**WHAT THIS TASK INVOLVES:** Show every line containing "title" by copying it.

(Dataset entries on figures)
-=-=-=-=-

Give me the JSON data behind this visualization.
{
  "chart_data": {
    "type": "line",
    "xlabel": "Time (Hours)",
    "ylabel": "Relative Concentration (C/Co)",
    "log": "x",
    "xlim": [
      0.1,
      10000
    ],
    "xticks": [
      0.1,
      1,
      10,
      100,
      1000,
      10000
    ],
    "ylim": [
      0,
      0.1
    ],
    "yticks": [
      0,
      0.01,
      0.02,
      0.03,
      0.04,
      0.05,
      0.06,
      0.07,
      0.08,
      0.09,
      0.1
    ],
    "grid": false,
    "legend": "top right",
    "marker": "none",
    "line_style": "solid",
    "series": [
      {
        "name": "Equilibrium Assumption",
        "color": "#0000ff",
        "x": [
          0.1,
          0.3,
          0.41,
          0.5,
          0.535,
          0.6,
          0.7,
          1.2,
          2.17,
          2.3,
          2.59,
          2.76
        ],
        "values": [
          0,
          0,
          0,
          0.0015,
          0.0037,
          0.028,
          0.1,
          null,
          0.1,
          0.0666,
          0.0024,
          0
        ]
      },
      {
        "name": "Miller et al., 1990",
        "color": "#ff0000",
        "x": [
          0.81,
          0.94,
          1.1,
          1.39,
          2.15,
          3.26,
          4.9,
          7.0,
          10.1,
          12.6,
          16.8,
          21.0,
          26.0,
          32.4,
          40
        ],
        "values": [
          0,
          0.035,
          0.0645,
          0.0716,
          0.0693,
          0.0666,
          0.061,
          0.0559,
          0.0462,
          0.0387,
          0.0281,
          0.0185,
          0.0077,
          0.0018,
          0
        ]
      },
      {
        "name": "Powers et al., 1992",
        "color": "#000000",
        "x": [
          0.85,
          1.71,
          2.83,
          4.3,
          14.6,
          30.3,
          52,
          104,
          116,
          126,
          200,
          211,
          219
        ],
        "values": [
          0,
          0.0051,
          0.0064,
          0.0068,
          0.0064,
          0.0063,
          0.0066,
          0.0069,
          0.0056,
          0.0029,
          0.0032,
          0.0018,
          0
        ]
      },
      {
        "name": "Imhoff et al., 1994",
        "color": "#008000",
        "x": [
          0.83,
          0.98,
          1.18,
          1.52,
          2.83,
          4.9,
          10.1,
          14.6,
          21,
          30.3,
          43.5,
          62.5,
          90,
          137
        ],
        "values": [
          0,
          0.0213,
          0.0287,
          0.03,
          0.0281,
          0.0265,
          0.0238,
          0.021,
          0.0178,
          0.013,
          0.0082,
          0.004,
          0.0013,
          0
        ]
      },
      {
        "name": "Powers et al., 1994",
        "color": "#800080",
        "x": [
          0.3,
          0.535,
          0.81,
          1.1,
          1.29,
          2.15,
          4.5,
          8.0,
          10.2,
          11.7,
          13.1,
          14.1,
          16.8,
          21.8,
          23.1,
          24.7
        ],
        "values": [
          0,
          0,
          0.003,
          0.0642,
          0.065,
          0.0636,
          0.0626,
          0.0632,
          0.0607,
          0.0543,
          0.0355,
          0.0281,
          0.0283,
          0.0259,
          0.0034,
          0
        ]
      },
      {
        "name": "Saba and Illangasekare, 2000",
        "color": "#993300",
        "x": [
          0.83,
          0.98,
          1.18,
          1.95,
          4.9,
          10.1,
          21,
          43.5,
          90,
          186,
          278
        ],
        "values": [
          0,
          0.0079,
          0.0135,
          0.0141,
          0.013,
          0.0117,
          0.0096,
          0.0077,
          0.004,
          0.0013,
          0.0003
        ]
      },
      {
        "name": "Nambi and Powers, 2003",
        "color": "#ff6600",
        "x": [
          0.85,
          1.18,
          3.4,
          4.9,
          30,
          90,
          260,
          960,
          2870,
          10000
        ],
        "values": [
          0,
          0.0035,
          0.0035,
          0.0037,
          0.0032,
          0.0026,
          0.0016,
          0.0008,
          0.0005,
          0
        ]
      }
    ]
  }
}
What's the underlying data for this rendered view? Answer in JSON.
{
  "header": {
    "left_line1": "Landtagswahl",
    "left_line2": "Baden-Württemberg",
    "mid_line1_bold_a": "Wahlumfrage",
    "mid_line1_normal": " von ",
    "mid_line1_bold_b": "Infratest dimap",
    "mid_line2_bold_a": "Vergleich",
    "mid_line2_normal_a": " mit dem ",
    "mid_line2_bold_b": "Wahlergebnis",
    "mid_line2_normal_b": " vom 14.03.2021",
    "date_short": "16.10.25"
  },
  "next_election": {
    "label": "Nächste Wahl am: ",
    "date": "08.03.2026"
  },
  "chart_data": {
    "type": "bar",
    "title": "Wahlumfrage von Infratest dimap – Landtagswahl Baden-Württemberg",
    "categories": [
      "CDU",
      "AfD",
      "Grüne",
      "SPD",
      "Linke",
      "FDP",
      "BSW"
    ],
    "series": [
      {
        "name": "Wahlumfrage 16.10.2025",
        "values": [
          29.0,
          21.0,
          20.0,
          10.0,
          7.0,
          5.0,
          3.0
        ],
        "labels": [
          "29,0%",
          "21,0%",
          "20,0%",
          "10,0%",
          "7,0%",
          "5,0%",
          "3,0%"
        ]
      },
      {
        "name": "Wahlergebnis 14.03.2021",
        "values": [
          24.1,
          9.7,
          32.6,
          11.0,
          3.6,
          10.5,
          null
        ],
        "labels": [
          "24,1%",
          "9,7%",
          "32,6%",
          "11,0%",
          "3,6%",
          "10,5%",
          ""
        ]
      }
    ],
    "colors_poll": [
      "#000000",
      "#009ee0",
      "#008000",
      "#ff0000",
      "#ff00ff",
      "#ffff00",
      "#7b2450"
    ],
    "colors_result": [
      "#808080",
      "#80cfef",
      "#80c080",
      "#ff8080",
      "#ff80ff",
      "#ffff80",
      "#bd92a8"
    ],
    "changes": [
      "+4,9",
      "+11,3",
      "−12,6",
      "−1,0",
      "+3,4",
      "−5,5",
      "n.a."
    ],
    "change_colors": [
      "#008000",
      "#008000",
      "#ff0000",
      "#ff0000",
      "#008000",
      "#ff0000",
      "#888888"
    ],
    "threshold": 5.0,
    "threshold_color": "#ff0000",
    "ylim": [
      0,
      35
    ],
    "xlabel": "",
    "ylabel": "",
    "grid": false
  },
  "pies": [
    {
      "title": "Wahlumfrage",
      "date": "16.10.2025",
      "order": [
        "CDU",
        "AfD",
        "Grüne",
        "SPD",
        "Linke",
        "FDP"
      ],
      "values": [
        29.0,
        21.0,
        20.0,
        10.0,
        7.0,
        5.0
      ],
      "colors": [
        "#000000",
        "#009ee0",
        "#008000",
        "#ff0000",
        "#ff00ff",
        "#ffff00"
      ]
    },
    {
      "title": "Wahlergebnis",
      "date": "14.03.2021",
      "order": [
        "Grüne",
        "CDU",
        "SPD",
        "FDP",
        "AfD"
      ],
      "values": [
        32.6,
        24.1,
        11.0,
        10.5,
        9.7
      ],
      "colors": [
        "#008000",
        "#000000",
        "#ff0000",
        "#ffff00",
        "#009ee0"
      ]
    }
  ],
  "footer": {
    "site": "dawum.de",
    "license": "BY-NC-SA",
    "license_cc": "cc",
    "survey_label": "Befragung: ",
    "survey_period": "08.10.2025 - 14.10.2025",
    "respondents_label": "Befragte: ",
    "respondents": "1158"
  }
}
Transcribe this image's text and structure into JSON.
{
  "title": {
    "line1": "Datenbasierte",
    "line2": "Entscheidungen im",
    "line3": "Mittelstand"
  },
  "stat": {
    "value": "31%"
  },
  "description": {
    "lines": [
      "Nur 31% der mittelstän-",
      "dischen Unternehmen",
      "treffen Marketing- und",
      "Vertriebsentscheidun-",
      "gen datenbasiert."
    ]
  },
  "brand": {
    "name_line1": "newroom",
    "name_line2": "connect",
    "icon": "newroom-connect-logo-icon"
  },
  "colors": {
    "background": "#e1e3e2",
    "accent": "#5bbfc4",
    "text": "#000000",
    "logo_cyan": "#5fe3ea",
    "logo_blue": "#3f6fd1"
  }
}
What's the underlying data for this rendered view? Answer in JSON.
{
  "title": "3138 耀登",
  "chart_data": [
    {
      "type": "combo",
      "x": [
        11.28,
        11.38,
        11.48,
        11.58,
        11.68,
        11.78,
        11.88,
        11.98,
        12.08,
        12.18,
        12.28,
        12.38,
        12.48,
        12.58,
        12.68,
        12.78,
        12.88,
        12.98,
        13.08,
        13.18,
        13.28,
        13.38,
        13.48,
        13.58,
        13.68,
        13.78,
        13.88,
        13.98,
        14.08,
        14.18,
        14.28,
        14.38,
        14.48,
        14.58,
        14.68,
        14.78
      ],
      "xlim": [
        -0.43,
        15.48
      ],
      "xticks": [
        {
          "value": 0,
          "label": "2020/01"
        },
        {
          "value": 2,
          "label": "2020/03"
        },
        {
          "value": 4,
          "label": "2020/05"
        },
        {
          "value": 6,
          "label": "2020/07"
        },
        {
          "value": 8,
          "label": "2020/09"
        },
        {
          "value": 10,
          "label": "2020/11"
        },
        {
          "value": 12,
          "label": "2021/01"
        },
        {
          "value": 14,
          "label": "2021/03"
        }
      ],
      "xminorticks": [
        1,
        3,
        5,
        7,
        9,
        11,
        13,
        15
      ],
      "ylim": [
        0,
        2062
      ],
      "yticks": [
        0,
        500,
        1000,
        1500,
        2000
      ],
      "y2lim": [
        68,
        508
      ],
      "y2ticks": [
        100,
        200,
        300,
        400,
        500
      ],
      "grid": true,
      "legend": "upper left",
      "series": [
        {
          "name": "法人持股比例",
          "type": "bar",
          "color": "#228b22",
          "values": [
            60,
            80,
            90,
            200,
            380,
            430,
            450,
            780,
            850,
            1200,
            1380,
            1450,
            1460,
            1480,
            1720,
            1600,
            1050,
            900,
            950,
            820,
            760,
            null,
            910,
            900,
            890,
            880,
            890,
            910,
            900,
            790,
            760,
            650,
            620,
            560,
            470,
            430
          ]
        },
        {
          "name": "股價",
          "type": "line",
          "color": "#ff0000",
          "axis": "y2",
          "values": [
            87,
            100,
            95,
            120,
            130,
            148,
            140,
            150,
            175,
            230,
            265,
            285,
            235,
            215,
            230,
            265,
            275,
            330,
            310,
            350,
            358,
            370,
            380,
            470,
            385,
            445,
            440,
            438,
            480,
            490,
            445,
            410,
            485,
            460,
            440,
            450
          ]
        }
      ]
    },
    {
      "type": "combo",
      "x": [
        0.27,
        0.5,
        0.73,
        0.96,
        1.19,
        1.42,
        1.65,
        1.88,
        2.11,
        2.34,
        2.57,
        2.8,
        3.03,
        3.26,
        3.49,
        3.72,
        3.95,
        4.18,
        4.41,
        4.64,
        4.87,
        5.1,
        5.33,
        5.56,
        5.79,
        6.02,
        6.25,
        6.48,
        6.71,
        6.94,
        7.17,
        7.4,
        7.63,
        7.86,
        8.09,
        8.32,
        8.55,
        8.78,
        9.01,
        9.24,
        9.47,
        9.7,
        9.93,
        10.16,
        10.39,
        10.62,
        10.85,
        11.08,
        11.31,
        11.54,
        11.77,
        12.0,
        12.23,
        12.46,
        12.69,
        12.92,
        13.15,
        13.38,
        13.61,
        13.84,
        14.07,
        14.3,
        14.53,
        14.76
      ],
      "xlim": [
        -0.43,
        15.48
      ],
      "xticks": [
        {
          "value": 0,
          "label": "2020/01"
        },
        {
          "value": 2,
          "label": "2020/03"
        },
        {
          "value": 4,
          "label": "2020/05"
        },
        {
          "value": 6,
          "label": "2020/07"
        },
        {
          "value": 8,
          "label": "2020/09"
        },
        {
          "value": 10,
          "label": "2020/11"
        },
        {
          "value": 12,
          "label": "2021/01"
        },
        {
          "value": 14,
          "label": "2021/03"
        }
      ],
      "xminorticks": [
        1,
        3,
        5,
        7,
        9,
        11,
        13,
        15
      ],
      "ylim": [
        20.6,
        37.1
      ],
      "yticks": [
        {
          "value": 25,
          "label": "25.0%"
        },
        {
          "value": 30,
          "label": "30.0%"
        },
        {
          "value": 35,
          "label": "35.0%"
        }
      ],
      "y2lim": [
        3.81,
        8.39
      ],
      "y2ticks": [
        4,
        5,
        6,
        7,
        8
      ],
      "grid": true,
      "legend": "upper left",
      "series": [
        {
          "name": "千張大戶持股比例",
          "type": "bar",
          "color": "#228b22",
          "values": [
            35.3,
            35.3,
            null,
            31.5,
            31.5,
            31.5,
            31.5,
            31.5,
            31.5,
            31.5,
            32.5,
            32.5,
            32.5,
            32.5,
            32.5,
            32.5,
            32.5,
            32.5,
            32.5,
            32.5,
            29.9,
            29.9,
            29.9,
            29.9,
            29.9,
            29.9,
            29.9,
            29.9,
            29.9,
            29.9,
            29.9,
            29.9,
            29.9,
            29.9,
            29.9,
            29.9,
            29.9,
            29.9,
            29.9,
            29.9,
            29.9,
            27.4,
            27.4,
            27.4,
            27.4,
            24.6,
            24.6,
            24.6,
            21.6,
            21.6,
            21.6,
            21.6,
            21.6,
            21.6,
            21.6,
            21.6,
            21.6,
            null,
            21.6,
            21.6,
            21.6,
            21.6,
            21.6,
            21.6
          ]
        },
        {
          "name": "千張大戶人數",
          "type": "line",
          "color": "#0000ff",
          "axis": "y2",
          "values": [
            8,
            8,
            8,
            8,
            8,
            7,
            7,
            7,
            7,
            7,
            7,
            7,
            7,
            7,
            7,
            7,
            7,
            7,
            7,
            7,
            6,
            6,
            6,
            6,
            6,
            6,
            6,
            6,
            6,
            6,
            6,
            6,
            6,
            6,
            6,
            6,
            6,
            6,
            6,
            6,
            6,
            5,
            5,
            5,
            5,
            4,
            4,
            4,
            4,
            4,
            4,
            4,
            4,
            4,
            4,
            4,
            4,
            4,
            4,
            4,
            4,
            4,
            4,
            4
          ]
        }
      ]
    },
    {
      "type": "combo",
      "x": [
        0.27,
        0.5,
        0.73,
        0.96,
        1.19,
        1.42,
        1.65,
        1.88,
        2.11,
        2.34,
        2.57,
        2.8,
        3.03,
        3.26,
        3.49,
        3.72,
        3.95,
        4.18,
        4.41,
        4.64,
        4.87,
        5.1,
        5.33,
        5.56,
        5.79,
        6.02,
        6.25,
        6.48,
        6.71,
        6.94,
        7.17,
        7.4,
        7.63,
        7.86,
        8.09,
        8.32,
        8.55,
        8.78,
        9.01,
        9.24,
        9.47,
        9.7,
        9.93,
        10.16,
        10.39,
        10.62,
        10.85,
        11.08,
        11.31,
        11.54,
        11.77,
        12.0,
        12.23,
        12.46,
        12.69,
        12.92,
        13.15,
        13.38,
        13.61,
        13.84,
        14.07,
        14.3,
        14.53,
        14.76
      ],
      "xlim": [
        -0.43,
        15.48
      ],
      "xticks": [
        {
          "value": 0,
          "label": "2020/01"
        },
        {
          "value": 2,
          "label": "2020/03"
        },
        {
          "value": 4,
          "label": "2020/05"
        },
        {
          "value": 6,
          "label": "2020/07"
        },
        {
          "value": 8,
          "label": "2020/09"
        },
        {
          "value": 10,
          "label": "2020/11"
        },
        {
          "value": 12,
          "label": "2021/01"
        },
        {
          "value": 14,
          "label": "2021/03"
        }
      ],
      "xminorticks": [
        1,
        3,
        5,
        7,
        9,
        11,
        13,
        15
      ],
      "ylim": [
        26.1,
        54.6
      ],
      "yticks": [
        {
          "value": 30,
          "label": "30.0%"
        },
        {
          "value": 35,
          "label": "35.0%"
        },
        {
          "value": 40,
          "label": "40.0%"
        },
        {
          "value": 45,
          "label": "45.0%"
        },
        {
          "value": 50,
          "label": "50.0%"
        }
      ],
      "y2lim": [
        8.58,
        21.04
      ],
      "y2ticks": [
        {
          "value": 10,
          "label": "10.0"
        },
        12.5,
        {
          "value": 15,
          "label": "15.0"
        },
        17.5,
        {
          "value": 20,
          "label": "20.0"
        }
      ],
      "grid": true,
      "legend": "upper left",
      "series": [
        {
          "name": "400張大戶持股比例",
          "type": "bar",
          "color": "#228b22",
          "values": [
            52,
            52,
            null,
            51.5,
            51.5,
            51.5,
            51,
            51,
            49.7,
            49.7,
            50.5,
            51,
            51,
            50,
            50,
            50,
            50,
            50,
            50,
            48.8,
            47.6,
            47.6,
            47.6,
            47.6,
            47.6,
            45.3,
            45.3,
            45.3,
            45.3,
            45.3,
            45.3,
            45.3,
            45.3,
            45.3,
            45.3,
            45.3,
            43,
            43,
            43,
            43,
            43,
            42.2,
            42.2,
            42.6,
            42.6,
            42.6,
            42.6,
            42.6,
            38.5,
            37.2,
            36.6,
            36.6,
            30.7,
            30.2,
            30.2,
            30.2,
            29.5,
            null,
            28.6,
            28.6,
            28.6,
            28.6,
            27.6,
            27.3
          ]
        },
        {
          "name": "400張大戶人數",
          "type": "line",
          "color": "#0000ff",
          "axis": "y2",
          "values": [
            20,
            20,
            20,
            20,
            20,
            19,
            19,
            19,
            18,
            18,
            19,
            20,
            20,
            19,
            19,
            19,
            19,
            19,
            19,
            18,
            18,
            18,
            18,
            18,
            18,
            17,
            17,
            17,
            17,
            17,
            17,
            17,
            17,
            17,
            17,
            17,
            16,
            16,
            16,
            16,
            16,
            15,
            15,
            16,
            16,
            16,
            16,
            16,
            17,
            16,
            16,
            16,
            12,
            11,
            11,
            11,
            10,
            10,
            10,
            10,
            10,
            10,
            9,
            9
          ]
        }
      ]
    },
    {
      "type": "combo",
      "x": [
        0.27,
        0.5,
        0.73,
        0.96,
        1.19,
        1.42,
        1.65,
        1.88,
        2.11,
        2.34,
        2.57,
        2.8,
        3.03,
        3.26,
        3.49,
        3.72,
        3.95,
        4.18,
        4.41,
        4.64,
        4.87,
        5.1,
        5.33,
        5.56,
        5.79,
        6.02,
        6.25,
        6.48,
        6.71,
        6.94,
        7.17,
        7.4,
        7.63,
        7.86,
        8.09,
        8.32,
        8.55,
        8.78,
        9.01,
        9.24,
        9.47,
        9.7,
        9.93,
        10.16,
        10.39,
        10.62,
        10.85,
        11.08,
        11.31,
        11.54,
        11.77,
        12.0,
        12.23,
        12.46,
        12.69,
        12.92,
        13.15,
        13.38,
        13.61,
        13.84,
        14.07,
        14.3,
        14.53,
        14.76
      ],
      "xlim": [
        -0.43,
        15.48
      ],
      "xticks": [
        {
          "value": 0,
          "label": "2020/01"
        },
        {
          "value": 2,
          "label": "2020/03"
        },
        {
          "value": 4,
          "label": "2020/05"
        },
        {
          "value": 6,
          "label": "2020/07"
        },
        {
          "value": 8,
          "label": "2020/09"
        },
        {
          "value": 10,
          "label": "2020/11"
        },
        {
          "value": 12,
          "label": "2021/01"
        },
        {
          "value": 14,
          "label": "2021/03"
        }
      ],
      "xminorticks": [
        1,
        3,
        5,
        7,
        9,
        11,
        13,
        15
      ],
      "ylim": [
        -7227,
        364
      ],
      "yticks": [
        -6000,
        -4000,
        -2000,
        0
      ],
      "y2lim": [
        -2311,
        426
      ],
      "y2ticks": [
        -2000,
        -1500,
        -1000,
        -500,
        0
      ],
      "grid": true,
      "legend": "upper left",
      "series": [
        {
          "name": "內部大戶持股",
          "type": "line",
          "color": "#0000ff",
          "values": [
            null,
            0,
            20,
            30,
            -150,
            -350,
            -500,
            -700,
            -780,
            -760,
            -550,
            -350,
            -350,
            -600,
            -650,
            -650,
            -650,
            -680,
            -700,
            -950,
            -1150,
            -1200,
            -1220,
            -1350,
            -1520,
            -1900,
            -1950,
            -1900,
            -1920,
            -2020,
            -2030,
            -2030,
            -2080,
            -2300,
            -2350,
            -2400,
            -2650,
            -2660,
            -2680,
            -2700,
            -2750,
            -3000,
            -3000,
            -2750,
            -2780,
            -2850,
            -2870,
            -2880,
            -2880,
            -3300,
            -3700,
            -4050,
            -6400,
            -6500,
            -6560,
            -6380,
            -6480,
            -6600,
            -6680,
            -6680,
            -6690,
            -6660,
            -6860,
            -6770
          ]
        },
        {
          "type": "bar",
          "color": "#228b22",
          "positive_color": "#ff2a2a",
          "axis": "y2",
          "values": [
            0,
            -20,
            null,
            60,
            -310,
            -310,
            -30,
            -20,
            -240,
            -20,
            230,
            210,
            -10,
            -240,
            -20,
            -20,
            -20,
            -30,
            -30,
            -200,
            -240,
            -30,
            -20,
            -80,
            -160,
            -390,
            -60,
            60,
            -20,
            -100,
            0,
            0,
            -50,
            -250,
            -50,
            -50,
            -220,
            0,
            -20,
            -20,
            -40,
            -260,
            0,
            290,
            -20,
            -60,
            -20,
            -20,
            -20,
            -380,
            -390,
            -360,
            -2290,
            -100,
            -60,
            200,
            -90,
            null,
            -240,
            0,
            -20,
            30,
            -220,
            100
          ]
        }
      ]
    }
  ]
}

-=-=-=-=-

**REPLY TO THE EXERCISE:**
    "title": "Wahlumfrage von Infratest dimap – Landtagswahl Baden-Württemberg",
      "title": "Wahlumfrage",
      "title": "Wahlergebnis",
  "title": {
  "title": "3138 耀登",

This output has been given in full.